> **SET EXERCISE A**: Can you print the rows from the start through the line that contains "share-card-dots: • • • [49,1319,78,1333]", with both of those lines included?

> **EXTRACT PROVIDED**:
Thursday, January 15, 2015

THAS: Scene from 'Eaten Alive' #1

For this post I present not one of my favorite scenes from Hooper's catalog.  To think Eaten Alive goes from one of its most striking, articulate scenes - all that occurs within the Starlight's one motel room holding the dysfunctional family of three, herded peremptorily into it by unforeseen crisis - to the abject "bathroom scene" that lingers on Marilyn Burns as she divests herself of both her garments and her airs.

It becomes clear how, forthwith, with predilection, I've stacked the deck in favor of Hooper as my chosen Great Artist: all circumstantial insider tidbits I may have appear, clear as day to me, as currying favor, in favor, for the film (and its artistic good sense, its maturity) and Hooper's careful choices (always).  This scene, the bathroom scene, I have decided is no less than integral, a miraculous appropriation of meaning in an abject scene of typically no meaning.  I have decided it is integral whether or not it was a scene directed or designed by Hooper, or whether it was a scene instead futzed-over by a de facto director stand-in during one of Hooper's reported walk-outs.

> **SET EXERCISE B**: In the post about Eaten Alive, what does the passage between "THAS: Scene from" and "and her airs.", inclusive, read like when "motel" is swapped out for "inn"?

> **DATA TO PROCESS**:
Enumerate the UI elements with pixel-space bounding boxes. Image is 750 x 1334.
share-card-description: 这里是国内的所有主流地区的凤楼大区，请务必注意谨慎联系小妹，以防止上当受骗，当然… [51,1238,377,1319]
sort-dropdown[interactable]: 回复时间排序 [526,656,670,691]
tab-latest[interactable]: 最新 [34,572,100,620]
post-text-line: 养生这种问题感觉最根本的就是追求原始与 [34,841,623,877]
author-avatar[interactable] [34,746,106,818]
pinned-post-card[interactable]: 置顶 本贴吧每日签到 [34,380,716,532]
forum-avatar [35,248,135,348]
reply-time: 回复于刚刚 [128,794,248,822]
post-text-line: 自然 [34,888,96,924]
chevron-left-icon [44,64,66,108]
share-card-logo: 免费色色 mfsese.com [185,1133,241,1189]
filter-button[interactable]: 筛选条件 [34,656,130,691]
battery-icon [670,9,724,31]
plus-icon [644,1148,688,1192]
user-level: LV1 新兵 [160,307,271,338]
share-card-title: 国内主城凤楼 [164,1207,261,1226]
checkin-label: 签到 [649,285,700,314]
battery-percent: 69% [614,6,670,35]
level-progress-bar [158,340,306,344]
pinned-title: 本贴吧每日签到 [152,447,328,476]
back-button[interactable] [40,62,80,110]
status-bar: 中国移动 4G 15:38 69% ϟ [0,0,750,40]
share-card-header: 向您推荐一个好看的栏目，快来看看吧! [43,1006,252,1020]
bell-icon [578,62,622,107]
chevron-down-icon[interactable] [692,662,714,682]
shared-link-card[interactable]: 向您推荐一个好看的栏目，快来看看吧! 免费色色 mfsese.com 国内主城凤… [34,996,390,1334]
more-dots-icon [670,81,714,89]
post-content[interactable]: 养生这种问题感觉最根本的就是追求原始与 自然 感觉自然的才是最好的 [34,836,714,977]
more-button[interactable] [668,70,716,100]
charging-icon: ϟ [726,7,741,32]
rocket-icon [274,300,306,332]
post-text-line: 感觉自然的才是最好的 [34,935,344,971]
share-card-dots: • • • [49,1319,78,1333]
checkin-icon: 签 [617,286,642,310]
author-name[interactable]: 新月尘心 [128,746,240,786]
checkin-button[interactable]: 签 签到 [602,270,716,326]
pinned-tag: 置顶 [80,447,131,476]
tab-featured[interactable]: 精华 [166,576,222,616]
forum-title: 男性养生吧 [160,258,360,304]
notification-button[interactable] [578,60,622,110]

> **TASK RESPONSE A**:
Enumerate the UI elements with pixel-space bounding boxes. Image is 750 x 1334.
share-card-description: 这里是国内的所有主流地区的凤楼大区，请务必注意谨慎联系小妹，以防止上当受骗，当然… [51,1238,377,1319]
sort-dropdown[interactable]: 回复时间排序 [526,656,670,691]
tab-latest[interactable]: 最新 [34,572,100,620]
post-text-line: 养生这种问题感觉最根本的就是追求原始与 [34,841,623,877]
author-avatar[interactable] [34,746,106,818]
pinned-post-card[interactable]: 置顶 本贴吧每日签到 [34,380,716,532]
forum-avatar [35,248,135,348]
reply-time: 回复于刚刚 [128,794,248,822]
post-text-line: 自然 [34,888,96,924]
chevron-left-icon [44,64,66,108]
share-card-logo: 免费色色 mfsese.com [185,1133,241,1189]
filter-button[interactable]: 筛选条件 [34,656,130,691]
battery-icon [670,9,724,31]
plus-icon [644,1148,688,1192]
user-level: LV1 新兵 [160,307,271,338]
share-card-title: 国内主城凤楼 [164,1207,261,1226]
checkin-label: 签到 [649,285,700,314]
battery-percent: 69% [614,6,670,35]
level-progress-bar [158,340,306,344]
pinned-title: 本贴吧每日签到 [152,447,328,476]
back-button[interactable] [40,62,80,110]
status-bar: 中国移动 4G 15:38 69% ϟ [0,0,750,40]
share-card-header: 向您推荐一个好看的栏目，快来看看吧! [43,1006,252,1020]
bell-icon [578,62,622,107]
chevron-down-icon[interactable] [692,662,714,682]
shared-link-card[interactable]: 向您推荐一个好看的栏目，快来看看吧! 免费色色 mfsese.com 国内主城凤… [34,996,390,1334]
more-dots-icon [670,81,714,89]
post-content[interactable]: 养生这种问题感觉最根本的就是追求原始与 自然 感觉自然的才是最好的 [34,836,714,977]
more-button[interactable] [668,70,716,100]
charging-icon: ϟ [726,7,741,32]
rocket-icon [274,300,306,332]
post-text-line: 感觉自然的才是最好的 [34,935,344,971]
share-card-dots: • • • [49,1319,78,1333]

> **TASK RESPONSE B**:
THAS: Scene from 'Eaten Alive' #1

For this post I present not one of my favorite scenes from Hooper's catalog.  To think Eaten Alive goes from one of its most striking, articulate scenes - all that occurs within the Starlight's one inn room holding the dysfunctional family of three, herded peremptorily into it by unforeseen crisis - to the abject "bathroom scene" that lingers on Marilyn Burns as she divests herself of both her garments and her airs.